## start Material to process
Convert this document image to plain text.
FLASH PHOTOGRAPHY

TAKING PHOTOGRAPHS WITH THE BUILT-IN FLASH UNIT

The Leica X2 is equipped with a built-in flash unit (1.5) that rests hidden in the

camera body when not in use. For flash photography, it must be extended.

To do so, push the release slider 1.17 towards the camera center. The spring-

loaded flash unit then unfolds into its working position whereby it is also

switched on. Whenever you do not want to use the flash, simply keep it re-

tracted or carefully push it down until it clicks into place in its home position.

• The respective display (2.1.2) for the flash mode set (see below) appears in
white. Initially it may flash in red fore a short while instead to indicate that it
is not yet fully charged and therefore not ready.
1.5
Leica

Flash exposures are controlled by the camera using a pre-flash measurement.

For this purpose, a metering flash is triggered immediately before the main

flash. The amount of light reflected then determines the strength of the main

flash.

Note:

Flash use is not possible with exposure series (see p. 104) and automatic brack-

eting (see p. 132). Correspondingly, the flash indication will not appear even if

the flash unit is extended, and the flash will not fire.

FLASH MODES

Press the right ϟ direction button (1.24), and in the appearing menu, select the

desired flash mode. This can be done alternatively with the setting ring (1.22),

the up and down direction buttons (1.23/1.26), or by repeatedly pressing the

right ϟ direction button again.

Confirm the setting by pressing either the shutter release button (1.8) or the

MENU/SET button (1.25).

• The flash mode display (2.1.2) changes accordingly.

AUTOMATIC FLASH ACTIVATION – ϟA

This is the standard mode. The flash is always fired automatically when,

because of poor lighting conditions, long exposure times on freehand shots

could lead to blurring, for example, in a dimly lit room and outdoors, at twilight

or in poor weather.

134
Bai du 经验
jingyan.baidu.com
## end Material to process
## start Material to process
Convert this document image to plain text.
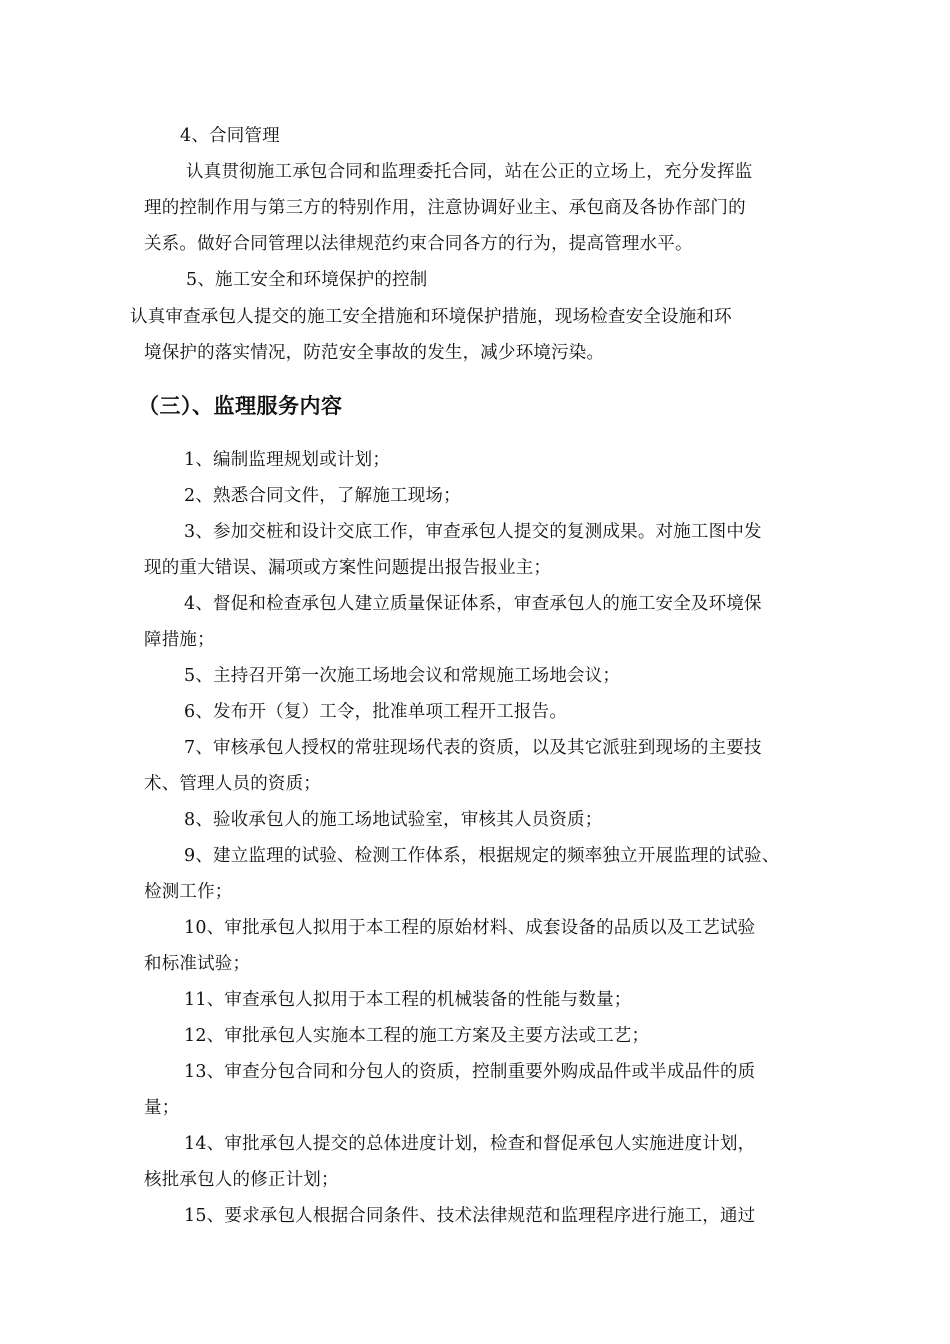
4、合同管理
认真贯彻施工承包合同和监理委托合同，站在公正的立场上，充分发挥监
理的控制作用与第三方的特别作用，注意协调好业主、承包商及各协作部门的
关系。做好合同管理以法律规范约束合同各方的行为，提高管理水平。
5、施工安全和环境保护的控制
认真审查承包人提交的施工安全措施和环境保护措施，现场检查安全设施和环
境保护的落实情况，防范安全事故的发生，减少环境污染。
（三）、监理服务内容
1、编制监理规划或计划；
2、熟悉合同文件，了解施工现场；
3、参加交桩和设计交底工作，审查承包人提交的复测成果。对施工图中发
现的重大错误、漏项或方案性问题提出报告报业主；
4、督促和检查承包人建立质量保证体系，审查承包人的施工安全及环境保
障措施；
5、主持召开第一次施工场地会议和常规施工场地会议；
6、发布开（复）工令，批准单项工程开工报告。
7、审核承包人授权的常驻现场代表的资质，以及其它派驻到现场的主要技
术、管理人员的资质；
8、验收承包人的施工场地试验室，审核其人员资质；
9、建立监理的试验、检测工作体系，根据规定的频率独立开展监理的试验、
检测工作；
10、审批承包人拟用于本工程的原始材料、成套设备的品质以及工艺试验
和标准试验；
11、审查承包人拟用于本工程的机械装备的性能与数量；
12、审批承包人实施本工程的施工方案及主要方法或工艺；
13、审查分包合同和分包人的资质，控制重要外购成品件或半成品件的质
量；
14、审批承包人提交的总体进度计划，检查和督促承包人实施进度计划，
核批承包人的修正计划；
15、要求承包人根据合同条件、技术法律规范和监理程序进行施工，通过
## end Material to process
## start Material to process
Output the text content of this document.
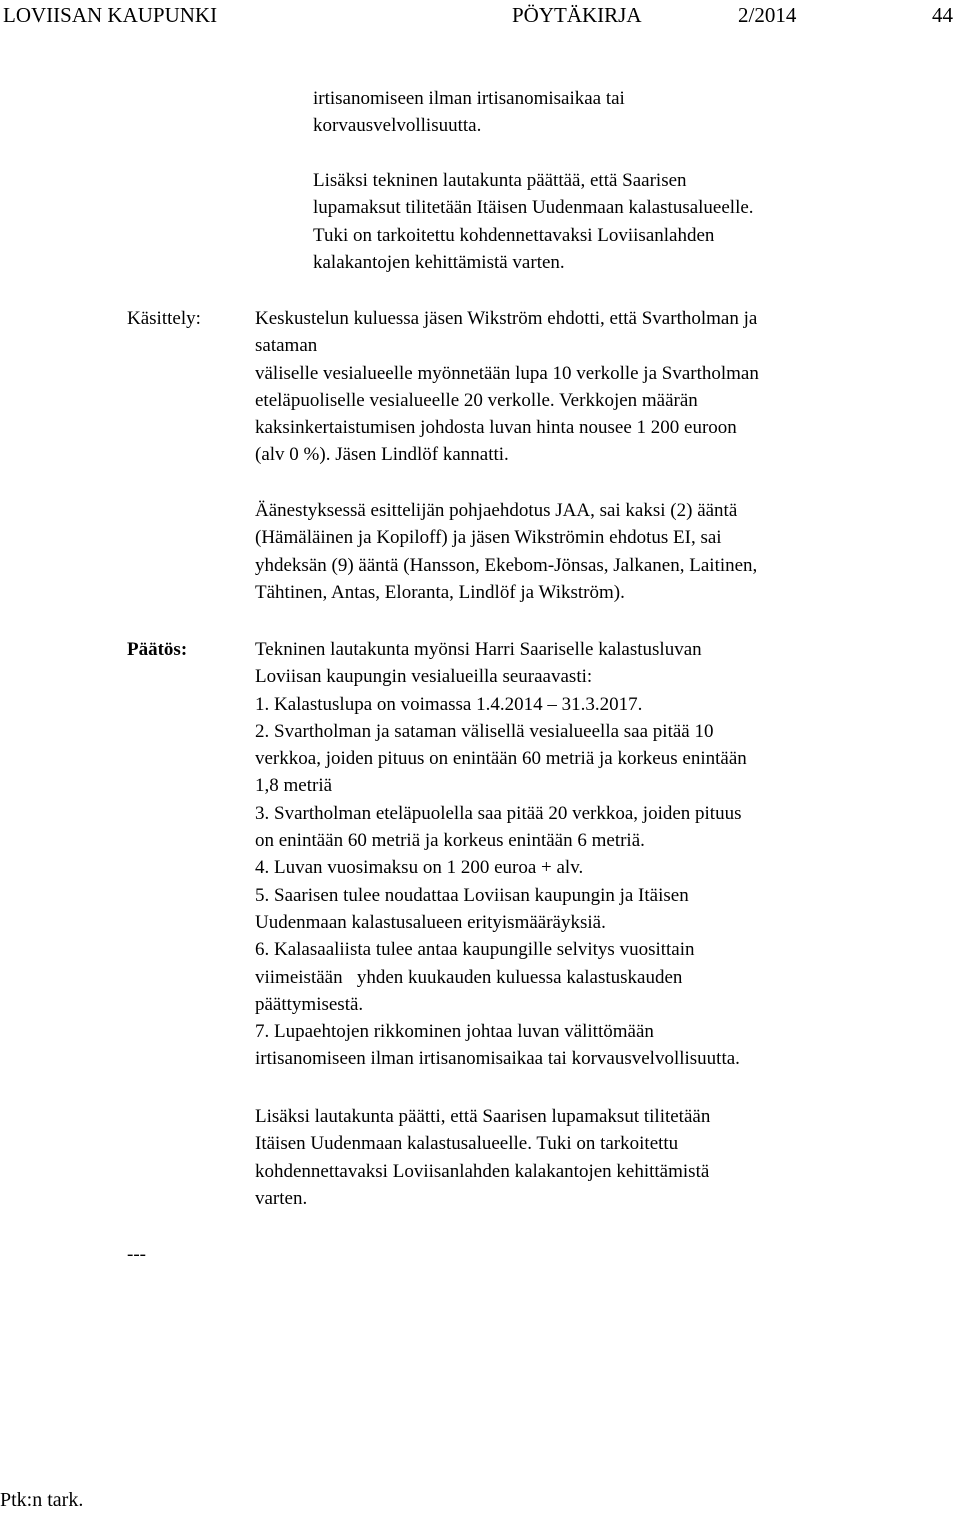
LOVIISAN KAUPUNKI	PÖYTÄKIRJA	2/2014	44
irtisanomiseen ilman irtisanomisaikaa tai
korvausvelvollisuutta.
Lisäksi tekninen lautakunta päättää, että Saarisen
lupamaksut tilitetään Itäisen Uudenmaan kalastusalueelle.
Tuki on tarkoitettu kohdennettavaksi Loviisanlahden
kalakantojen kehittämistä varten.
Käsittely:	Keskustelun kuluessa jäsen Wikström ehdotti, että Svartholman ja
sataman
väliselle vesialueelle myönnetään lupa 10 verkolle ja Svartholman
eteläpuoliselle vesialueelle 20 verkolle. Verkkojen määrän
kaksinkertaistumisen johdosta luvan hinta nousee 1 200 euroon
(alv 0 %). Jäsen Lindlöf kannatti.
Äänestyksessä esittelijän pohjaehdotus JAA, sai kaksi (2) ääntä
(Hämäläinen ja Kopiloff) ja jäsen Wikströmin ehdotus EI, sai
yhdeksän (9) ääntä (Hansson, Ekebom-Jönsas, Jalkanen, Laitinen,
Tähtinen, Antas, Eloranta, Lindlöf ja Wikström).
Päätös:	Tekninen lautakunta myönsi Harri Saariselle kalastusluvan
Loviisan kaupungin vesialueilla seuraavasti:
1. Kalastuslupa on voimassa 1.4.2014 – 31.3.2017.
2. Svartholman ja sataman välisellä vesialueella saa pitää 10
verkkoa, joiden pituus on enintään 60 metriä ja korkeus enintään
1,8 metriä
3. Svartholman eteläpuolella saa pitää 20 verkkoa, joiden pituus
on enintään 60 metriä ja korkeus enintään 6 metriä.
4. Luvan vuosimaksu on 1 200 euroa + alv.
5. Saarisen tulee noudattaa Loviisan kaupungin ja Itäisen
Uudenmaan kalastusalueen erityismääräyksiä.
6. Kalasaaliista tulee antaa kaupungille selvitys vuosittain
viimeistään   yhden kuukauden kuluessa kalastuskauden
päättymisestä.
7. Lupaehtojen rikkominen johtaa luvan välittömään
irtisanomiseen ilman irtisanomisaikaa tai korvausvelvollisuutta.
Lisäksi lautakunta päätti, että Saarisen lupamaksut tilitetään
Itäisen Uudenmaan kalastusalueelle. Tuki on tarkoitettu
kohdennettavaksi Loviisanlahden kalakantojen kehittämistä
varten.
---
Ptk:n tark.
## end Material to process
Aim
Extract every line from the records above that contains the word "vesialueelle".

Problem solution
väliselle vesialueelle myönnetään lupa 10 verkolle ja Svartholman
eteläpuoliselle vesialueelle 20 verkolle. Verkkojen määrän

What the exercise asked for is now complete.